> _SHORT TASK_
Extract each record and reproduce it exactly.

> _SUPPLIED ENTRIES_
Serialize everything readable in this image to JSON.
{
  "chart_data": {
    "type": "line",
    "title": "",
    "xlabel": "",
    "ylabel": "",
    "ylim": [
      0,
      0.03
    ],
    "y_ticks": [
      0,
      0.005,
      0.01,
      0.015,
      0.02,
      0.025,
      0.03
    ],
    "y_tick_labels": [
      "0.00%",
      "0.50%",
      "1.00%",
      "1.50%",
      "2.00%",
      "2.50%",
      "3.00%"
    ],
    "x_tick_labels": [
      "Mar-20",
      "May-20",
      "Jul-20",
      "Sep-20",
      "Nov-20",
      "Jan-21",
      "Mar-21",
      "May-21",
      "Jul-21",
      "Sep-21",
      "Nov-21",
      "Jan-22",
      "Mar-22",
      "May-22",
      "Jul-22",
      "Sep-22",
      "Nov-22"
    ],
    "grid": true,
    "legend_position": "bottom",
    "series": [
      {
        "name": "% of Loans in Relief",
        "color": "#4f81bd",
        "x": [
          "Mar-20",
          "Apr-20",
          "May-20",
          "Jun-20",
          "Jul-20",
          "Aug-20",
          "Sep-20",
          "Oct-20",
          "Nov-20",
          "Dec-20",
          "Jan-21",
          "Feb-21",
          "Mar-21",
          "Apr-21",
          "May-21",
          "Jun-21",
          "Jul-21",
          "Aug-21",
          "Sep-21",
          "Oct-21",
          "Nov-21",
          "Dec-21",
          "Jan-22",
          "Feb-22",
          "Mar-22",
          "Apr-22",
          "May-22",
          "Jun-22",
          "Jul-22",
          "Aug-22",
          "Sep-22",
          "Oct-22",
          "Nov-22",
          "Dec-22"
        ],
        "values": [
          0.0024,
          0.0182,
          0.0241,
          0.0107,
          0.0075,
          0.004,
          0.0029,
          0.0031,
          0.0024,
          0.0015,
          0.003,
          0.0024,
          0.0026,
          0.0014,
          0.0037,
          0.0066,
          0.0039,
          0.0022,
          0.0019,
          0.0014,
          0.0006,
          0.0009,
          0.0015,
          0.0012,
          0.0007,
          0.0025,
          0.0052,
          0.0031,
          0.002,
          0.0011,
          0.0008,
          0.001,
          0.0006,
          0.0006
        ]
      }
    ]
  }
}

> _ANSWER IN FULL_
Serialize everything readable in this image to JSON.
{
  "chart_data": {
    "type": "line",
    "title": "",
    "xlabel": "",
    "ylabel": "",
    "ylim": [
      0,
      0.03
    ],
    "y_ticks": [
      0,
      0.005,
      0.01,
      0.015,
      0.02,
      0.025,
      0.03
    ],
    "y_tick_labels": [
      "0.00%",
      "0.50%",
      "1.00%",
      "1.50%",
      "2.00%",
      "2.50%",
      "3.00%"
    ],
    "x_tick_labels": [
      "Mar-20",
      "May-20",
      "Jul-20",
      "Sep-20",
      "Nov-20",
      "Jan-21",
      "Mar-21",
      "May-21",
      "Jul-21",
      "Sep-21",
      "Nov-21",
      "Jan-22",
      "Mar-22",
      "May-22",
      "Jul-22",
      "Sep-22",
      "Nov-22"
    ],
    "grid": true,
    "legend_position": "bottom",
    "series": [
      {
        "name": "% of Loans in Relief",
        "color": "#4f81bd",
        "x": [
          "Mar-20",
          "Apr-20",
          "May-20",
          "Jun-20",
          "Jul-20",
          "Aug-20",
          "Sep-20",
          "Oct-20",
          "Nov-20",
          "Dec-20",
          "Jan-21",
          "Feb-21",
          "Mar-21",
          "Apr-21",
          "May-21",
          "Jun-21",
          "Jul-21",
          "Aug-21",
          "Sep-21",
          "Oct-21",
          "Nov-21",
          "Dec-21",
          "Jan-22",
          "Feb-22",
          "Mar-22",
          "Apr-22",
          "May-22",
          "Jun-22",
          "Jul-22",
          "Aug-22",
          "Sep-22",
          "Oct-22",
          "Nov-22",
          "Dec-22"
        ],
        "values": [
          0.0024,
          0.0182,
          0.0241,
          0.0107,
          0.0075,
          0.004,
          0.0029,
          0.0031,
          0.0024,
          0.0015,
          0.003,
          0.0024,
          0.0026,
          0.0014,
          0.0037,
          0.0066,
          0.0039,
          0.0022,
          0.0019,
          0.0014,
          0.0006,
          0.0009,
          0.0015,
          0.0012,
          0.0007,
          0.0025,
          0.0052,
          0.0031,
          0.002,
          0.0011,
          0.0008,
          0.001,
          0.0006,
          0.0006
        ]
      }
    ]
  }
}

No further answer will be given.